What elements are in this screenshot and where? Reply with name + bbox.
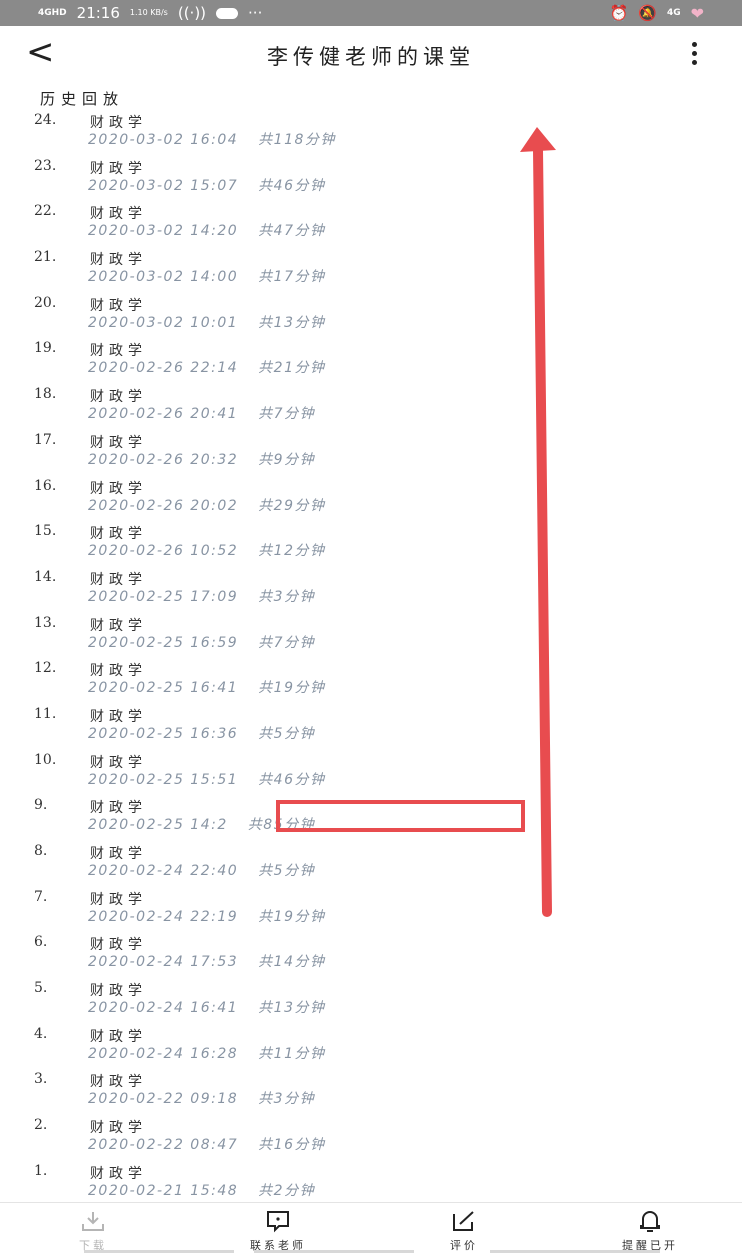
chat-icon [267, 1211, 289, 1233]
bell-icon [640, 1211, 660, 1232]
contact-teacher-tab[interactable]: 联系老师 [218, 1209, 338, 1253]
annotation-up-arrow [520, 127, 556, 917]
reminder-tab[interactable]: 提醒已开 [590, 1209, 710, 1253]
edit-icon [453, 1211, 474, 1231]
review-tab[interactable]: 评价 [404, 1209, 524, 1253]
bottom-toolbar: 下载 联系老师 评价 提醒已开 [0, 1202, 742, 1253]
download-icon [82, 1212, 104, 1231]
download-tab[interactable]: 下载 [33, 1209, 153, 1253]
review-label: 评价 [450, 1239, 478, 1252]
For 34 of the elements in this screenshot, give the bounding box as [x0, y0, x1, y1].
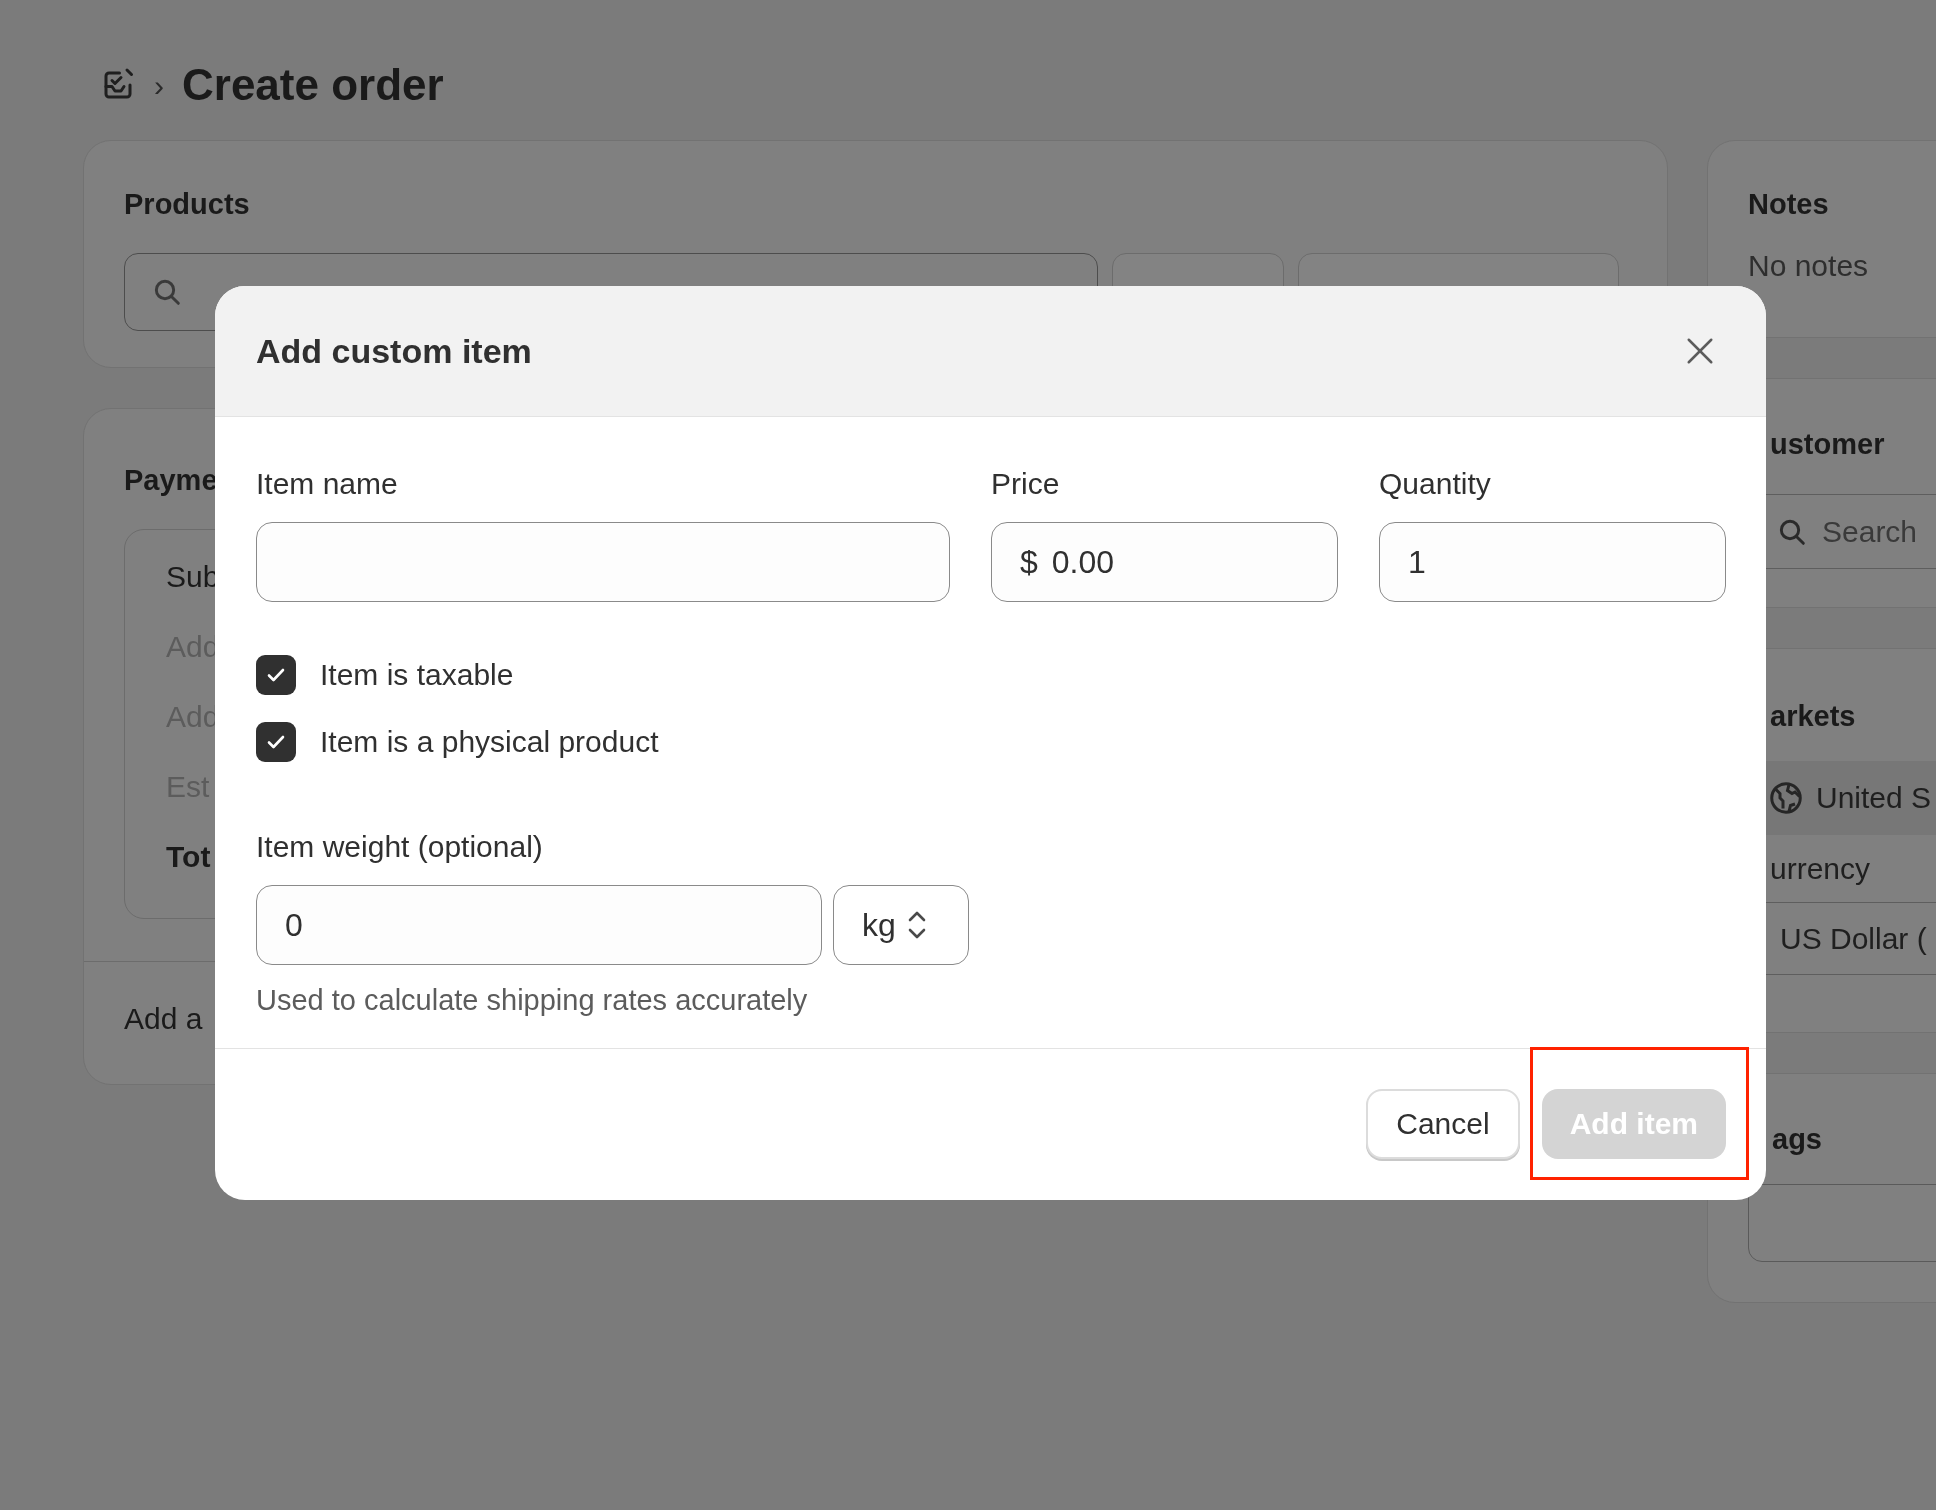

________________

▶ **Set exercise**: Copy the material above word for word, leaving out the pictures.

▶ **Output for this exercise**:
What elements are in this screenshot and where? Reply with name + bbox.
chat-icon [267, 1211, 289, 1233]
bell-icon [640, 1211, 660, 1232]
contact-teacher-tab[interactable]: 联系老师 [218, 1209, 338, 1253]
annotation-up-arrow [520, 127, 556, 917]
reminder-tab[interactable]: 提醒已开 [590, 1209, 710, 1253]
edit-icon [453, 1211, 474, 1231]
review-tab[interactable]: 评价 [404, 1209, 524, 1253]
bottom-toolbar: 下载 联系老师 评价 提醒已开 [0, 1202, 742, 1253]
download-icon [82, 1212, 104, 1231]
download-tab[interactable]: 下载 [33, 1209, 153, 1253]
review-label: 评价 [450, 1239, 478, 1252]
For 34 of the elements in this screenshot, give the bounding box as [x0, y0, x1, y1].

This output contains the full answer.